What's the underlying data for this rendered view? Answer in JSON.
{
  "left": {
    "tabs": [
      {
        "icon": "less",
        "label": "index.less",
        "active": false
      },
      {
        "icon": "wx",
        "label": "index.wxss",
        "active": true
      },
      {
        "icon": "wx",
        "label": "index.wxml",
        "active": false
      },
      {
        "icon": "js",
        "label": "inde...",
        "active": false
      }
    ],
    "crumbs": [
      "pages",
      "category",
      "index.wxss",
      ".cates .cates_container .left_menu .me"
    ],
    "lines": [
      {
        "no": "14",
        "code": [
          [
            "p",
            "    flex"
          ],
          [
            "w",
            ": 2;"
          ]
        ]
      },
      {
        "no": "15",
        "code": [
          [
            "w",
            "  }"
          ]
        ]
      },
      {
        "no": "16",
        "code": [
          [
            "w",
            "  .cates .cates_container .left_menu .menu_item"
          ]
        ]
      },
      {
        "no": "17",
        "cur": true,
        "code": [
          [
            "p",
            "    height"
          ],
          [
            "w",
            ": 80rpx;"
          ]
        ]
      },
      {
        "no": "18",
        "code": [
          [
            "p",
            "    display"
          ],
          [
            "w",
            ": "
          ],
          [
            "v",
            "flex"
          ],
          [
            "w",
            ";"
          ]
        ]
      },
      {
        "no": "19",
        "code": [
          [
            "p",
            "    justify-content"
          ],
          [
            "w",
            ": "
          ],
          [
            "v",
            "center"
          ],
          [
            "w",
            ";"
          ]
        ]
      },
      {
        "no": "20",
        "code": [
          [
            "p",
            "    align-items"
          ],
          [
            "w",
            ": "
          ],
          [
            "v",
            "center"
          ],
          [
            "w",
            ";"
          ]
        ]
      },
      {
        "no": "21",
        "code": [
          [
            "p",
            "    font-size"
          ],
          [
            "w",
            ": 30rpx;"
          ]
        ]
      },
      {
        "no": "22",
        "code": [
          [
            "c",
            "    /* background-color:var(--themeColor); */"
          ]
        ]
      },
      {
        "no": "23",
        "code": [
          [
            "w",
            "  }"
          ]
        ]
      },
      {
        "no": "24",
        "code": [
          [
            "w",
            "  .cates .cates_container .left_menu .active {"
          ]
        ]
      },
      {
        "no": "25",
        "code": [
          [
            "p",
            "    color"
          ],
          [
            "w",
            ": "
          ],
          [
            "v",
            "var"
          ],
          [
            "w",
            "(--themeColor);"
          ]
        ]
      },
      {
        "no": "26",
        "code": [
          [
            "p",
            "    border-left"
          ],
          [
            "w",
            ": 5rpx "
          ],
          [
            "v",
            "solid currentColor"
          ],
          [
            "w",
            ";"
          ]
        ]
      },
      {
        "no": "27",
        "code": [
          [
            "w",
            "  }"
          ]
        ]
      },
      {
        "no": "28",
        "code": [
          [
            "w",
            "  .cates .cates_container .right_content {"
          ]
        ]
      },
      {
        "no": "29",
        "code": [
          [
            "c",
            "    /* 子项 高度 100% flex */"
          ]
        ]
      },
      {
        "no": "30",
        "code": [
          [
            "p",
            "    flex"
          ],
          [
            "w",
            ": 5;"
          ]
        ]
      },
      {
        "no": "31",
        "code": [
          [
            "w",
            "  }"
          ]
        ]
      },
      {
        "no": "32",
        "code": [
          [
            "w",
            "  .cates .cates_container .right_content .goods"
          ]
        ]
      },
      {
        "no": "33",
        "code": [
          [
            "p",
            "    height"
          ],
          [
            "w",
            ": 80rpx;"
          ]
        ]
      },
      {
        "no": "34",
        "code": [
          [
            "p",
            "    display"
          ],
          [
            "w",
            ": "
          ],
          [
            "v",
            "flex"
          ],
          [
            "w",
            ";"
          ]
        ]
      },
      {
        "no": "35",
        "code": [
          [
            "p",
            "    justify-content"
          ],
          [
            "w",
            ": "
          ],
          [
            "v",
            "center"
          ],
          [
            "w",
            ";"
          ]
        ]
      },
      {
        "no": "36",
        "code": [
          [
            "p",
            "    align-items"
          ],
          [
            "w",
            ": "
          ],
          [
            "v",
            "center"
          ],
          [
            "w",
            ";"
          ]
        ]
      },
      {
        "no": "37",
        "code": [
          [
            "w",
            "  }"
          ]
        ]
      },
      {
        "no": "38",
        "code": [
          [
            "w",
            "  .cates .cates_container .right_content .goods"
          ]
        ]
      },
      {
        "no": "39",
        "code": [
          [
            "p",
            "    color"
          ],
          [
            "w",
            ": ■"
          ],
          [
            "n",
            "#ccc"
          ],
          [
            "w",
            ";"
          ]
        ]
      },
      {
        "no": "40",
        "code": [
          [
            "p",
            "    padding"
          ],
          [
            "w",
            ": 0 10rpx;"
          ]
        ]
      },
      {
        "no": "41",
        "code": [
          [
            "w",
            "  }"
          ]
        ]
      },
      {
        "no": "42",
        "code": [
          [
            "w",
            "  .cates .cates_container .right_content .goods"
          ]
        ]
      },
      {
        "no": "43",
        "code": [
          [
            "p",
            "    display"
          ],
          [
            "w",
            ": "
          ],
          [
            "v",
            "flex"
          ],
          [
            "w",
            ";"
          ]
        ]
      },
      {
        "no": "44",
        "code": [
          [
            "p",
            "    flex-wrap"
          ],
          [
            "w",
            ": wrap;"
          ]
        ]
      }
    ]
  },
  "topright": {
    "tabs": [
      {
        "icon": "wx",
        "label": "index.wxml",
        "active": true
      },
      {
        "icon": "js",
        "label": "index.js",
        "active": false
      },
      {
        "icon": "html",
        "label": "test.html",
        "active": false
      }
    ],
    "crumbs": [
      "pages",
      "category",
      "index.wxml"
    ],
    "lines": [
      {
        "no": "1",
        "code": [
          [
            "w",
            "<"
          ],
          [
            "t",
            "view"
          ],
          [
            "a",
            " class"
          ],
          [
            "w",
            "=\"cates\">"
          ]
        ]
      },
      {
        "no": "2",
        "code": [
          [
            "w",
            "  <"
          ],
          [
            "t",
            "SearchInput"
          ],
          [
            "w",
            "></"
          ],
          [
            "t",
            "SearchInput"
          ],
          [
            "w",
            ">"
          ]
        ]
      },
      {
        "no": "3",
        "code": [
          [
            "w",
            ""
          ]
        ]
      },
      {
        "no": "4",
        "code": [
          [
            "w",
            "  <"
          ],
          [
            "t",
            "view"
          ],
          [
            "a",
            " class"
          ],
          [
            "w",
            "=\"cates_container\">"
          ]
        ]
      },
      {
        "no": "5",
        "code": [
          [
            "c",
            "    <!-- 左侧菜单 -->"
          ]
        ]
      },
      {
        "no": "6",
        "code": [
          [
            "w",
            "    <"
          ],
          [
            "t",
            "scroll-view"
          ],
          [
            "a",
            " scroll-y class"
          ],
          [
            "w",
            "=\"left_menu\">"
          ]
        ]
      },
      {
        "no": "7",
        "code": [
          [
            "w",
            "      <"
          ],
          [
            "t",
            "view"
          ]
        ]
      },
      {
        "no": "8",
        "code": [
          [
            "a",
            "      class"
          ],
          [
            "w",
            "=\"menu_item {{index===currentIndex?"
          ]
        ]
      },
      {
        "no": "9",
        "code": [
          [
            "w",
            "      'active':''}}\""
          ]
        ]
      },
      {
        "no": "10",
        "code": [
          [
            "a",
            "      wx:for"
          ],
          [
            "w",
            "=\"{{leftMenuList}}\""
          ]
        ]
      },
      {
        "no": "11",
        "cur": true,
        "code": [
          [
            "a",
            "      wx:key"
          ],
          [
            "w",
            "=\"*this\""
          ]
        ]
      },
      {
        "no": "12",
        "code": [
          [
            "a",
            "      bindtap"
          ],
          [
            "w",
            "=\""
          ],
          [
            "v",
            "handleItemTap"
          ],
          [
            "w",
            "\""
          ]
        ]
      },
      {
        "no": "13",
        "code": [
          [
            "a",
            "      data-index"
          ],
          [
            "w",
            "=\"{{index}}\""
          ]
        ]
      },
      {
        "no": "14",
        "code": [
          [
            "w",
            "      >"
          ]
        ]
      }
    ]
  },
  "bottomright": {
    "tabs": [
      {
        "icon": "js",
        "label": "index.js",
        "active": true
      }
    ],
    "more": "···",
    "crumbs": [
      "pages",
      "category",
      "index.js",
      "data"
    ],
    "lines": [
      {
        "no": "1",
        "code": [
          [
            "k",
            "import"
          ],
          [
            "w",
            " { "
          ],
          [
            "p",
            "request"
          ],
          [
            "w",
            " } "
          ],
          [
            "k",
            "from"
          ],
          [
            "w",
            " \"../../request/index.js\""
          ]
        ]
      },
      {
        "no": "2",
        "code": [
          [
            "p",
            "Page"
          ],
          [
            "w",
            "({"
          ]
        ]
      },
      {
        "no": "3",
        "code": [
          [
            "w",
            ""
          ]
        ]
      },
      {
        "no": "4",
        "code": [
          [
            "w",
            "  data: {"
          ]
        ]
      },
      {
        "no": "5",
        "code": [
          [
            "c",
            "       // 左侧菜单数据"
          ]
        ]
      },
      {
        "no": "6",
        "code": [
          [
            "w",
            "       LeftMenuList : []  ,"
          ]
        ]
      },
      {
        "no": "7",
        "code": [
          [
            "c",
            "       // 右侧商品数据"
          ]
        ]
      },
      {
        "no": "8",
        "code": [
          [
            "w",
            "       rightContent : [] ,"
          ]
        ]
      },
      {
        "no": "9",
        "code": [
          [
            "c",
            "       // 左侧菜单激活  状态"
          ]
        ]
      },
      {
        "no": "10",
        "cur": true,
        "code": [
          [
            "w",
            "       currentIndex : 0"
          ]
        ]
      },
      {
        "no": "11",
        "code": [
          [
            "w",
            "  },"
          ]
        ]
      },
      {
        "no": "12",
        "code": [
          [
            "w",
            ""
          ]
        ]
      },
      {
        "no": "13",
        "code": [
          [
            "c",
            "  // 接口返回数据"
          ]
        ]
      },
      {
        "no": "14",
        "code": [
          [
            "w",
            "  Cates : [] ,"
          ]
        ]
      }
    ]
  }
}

--- --- ---

■ What you have to do ■
From the listing above, report the number of lines containing the string "data", without any accompanying remarks.

■ Finished exercise ■
4